• Exercise objective
State how many lines of the entries hold the string "screenshot". Reply with the number alone.

============================================================

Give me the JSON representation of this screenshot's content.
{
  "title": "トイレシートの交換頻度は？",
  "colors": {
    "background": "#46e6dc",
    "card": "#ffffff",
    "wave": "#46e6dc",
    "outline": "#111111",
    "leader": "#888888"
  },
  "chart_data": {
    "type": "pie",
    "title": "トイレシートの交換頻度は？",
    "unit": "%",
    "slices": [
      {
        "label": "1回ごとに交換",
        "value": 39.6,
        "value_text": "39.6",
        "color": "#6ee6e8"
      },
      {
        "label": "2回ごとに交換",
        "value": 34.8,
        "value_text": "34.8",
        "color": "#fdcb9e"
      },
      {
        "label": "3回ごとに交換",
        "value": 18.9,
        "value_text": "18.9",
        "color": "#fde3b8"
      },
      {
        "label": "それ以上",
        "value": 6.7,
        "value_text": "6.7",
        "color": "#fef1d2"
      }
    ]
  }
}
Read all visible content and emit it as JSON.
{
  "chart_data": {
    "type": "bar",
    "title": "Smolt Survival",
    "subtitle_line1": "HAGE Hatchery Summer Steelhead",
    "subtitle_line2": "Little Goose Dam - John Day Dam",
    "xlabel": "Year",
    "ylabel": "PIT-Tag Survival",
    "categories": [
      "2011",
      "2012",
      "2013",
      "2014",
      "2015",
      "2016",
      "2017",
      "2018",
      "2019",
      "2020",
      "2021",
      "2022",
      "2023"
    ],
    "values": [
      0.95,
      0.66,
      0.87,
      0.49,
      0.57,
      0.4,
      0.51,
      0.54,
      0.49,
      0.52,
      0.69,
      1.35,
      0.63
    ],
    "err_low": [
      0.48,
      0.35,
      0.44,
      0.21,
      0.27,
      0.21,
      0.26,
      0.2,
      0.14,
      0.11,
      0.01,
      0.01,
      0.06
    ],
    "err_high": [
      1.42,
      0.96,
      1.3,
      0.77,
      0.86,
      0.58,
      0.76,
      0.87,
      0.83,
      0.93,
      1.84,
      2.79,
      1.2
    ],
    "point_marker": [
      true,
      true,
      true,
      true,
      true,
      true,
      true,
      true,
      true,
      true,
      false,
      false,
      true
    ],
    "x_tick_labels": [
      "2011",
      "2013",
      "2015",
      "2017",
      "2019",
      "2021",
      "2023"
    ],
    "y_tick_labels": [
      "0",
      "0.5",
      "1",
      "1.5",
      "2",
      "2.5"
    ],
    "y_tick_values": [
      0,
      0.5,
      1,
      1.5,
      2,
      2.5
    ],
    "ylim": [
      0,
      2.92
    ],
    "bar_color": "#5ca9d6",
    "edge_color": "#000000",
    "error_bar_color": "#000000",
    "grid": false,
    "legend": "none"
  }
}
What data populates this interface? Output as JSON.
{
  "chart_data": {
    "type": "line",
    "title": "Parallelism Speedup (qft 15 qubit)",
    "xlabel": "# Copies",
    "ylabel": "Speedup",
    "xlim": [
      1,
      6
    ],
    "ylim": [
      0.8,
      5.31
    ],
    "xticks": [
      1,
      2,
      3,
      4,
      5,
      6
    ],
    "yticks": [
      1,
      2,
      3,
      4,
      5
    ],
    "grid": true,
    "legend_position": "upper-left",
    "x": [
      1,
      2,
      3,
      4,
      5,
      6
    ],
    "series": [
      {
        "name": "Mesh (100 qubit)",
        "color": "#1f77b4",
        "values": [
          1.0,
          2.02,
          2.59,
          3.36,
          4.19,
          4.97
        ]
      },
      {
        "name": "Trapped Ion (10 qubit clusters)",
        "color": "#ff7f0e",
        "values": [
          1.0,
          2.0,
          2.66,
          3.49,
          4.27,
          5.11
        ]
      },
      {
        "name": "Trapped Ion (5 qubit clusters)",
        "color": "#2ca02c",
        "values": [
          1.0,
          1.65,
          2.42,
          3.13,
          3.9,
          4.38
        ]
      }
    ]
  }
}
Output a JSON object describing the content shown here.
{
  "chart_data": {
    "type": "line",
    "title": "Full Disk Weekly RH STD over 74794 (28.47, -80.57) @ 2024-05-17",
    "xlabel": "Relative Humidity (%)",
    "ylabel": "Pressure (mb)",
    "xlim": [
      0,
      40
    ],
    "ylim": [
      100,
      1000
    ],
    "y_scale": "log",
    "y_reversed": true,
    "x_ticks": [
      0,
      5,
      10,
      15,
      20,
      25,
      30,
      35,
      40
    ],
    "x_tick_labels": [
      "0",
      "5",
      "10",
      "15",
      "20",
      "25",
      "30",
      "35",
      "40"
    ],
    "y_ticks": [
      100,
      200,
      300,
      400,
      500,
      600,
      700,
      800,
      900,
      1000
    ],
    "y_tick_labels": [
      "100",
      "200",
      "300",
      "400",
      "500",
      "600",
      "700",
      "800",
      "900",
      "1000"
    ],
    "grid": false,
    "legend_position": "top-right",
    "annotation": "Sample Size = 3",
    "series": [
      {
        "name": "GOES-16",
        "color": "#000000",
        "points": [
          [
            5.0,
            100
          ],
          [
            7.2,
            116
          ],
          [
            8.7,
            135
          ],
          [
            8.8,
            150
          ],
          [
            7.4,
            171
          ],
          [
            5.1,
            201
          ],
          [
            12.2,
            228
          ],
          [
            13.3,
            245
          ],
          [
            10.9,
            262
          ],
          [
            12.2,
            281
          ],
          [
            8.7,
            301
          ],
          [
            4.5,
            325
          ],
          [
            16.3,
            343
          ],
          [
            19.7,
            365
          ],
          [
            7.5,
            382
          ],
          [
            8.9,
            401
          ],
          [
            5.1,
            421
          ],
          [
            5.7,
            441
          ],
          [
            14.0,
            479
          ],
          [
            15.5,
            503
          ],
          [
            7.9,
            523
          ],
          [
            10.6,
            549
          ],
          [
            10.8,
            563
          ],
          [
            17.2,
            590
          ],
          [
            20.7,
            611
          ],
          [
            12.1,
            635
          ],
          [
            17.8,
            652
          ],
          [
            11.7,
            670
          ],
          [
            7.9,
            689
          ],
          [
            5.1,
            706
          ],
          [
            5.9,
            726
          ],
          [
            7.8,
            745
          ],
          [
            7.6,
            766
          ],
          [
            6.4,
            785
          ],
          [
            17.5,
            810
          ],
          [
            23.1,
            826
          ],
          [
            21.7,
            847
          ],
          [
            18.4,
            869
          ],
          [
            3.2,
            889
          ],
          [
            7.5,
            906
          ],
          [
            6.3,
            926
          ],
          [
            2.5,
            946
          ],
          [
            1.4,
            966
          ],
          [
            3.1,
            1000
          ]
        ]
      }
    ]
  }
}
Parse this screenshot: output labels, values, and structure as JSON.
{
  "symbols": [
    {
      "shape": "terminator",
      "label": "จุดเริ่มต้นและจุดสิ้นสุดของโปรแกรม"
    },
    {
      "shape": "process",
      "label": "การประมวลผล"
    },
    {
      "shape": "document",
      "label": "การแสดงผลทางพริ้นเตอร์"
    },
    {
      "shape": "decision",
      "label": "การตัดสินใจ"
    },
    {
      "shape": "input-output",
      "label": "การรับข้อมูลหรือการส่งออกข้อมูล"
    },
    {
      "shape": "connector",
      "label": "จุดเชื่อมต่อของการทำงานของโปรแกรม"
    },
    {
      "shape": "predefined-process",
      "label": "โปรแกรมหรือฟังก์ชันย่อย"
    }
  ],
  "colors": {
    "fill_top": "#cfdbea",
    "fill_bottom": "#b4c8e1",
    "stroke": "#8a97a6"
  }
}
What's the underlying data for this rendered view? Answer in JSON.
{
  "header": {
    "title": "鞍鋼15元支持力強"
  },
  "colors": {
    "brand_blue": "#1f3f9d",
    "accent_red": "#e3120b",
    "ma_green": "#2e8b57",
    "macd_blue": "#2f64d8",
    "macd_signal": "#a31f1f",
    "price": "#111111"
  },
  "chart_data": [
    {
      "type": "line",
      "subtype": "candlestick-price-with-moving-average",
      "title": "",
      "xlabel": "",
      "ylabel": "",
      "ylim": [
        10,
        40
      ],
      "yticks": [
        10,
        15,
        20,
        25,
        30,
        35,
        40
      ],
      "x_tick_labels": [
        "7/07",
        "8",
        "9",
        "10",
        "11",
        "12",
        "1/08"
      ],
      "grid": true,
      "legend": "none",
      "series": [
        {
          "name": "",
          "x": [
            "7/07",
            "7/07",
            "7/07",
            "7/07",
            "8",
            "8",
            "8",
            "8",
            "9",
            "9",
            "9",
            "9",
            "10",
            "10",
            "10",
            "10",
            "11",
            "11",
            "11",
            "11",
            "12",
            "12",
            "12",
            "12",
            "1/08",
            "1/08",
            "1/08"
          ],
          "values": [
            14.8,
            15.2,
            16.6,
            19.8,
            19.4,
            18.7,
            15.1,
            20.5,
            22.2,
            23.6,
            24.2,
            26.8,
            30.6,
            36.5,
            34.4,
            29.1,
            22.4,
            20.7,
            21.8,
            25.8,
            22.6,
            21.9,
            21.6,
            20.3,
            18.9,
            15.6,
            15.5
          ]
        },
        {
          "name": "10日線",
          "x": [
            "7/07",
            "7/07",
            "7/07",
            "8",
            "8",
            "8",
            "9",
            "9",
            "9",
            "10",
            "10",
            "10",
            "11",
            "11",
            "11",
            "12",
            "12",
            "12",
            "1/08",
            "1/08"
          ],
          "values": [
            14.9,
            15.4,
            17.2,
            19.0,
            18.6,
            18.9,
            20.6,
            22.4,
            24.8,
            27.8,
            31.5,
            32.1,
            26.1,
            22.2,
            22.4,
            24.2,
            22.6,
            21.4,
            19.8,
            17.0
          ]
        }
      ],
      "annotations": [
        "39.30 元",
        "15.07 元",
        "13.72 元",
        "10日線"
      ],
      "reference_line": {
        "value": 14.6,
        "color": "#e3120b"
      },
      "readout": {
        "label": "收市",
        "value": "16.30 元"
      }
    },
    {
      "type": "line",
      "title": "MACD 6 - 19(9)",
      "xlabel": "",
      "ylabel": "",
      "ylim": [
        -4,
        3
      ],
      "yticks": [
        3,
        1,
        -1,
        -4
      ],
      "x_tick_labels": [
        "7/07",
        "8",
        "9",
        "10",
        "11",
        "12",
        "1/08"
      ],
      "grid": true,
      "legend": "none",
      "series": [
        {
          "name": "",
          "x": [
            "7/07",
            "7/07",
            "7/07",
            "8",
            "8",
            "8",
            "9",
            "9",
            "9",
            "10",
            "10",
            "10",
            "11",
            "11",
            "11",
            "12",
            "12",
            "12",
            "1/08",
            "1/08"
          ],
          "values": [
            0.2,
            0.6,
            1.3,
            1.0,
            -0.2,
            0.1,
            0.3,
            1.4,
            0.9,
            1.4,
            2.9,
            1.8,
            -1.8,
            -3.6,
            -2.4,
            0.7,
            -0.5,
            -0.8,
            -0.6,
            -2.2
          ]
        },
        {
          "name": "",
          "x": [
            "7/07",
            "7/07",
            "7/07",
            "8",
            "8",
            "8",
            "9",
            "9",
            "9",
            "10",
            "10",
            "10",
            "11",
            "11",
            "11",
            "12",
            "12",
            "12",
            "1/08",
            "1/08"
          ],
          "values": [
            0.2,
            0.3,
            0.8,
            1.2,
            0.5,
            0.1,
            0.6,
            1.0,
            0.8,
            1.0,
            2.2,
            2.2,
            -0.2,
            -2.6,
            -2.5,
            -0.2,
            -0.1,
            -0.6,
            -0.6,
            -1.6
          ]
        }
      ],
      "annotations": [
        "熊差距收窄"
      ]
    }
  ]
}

============================================================

• Written reply
2